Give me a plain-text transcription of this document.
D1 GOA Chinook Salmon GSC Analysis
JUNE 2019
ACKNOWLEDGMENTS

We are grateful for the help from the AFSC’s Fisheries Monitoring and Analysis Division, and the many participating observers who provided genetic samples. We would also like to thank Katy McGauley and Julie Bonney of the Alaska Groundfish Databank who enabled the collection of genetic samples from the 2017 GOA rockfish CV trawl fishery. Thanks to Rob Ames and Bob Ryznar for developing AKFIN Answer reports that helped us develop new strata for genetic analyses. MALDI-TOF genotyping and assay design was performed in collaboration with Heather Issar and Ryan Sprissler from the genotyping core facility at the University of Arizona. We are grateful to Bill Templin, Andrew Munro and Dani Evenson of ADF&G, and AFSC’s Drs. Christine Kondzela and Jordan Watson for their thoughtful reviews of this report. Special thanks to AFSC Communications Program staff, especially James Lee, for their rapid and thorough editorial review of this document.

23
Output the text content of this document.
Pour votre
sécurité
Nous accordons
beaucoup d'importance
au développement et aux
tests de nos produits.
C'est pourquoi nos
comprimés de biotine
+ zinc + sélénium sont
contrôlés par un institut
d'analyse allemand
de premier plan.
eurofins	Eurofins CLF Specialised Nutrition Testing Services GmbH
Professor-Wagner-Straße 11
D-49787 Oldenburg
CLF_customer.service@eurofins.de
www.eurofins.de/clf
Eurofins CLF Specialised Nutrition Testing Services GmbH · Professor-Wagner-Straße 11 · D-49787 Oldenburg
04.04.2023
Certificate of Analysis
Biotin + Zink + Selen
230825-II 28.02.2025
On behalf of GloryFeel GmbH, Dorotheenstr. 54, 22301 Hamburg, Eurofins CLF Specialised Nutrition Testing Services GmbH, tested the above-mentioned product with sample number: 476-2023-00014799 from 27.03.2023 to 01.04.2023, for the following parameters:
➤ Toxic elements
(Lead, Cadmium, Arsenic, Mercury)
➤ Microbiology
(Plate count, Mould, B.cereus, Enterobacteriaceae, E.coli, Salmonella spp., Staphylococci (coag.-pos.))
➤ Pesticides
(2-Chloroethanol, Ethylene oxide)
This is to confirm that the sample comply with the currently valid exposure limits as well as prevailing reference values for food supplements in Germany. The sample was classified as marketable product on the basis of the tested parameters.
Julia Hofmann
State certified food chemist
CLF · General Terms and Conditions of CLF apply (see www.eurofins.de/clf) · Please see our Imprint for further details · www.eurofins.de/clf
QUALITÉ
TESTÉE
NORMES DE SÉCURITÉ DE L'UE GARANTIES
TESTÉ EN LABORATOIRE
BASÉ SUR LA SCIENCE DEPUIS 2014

→ **What is needed**
The whole listing above must be copied exactly.

→ **Task output**
Give me a plain-text transcription of this document.
D1 GOA Chinook Salmon GSC Analysis
JUNE 2019
ACKNOWLEDGMENTS

We are grateful for the help from the AFSC’s Fisheries Monitoring and Analysis Division, and the many participating observers who provided genetic samples. We would also like to thank Katy McGauley and Julie Bonney of the Alaska Groundfish Databank who enabled the collection of genetic samples from the 2017 GOA rockfish CV trawl fishery. Thanks to Rob Ames and Bob Ryznar for developing AKFIN Answer reports that helped us develop new strata for genetic analyses. MALDI-TOF genotyping and assay design was performed in collaboration with Heather Issar and Ryan Sprissler from the genotyping core facility at the University of Arizona. We are grateful to Bill Templin, Andrew Munro and Dani Evenson of ADF&G, and AFSC’s Drs. Christine Kondzela and Jordan Watson for their thoughtful reviews of this report. Special thanks to AFSC Communications Program staff, especially James Lee, for their rapid and thorough editorial review of this document.

23
Output the text content of this document.
Pour votre
sécurité
Nous accordons
beaucoup d'importance
au développement et aux
tests de nos produits.
C'est pourquoi nos
comprimés de biotine
+ zinc + sélénium sont
contrôlés par un institut
d'analyse allemand
de premier plan.
eurofins	Eurofins CLF Specialised Nutrition Testing Services GmbH
Professor-Wagner-Straße 11
D-49787 Oldenburg
CLF_customer.service@eurofins.de
www.eurofins.de/clf
Eurofins CLF Specialised Nutrition Testing Services GmbH · Professor-Wagner-Straße 11 · D-49787 Oldenburg
04.04.2023
Certificate of Analysis
Biotin + Zink + Selen
230825-II 28.02.2025
On behalf of GloryFeel GmbH, Dorotheenstr. 54, 22301 Hamburg, Eurofins CLF Specialised Nutrition Testing Services GmbH, tested the above-mentioned product with sample number: 476-2023-00014799 from 27.03.2023 to 01.04.2023, for the following parameters:
➤ Toxic elements
(Lead, Cadmium, Arsenic, Mercury)
➤ Microbiology
(Plate count, Mould, B.cereus, Enterobacteriaceae, E.coli, Salmonella spp., Staphylococci (coag.-pos.))
➤ Pesticides
(2-Chloroethanol, Ethylene oxide)
This is to confirm that the sample comply with the currently valid exposure limits as well as prevailing reference values for food supplements in Germany. The sample was classified as marketable product on the basis of the tested parameters.
Julia Hofmann
State certified food chemist
CLF · General Terms and Conditions of CLF apply (see www.eurofins.de/clf) · Please see our Imprint for further details · www.eurofins.de/clf
QUALITÉ
TESTÉE
NORMES DE SÉCURITÉ DE L'UE GARANTIES
TESTÉ EN LABORATOIRE
BASÉ SUR LA SCIENCE DEPUIS 2014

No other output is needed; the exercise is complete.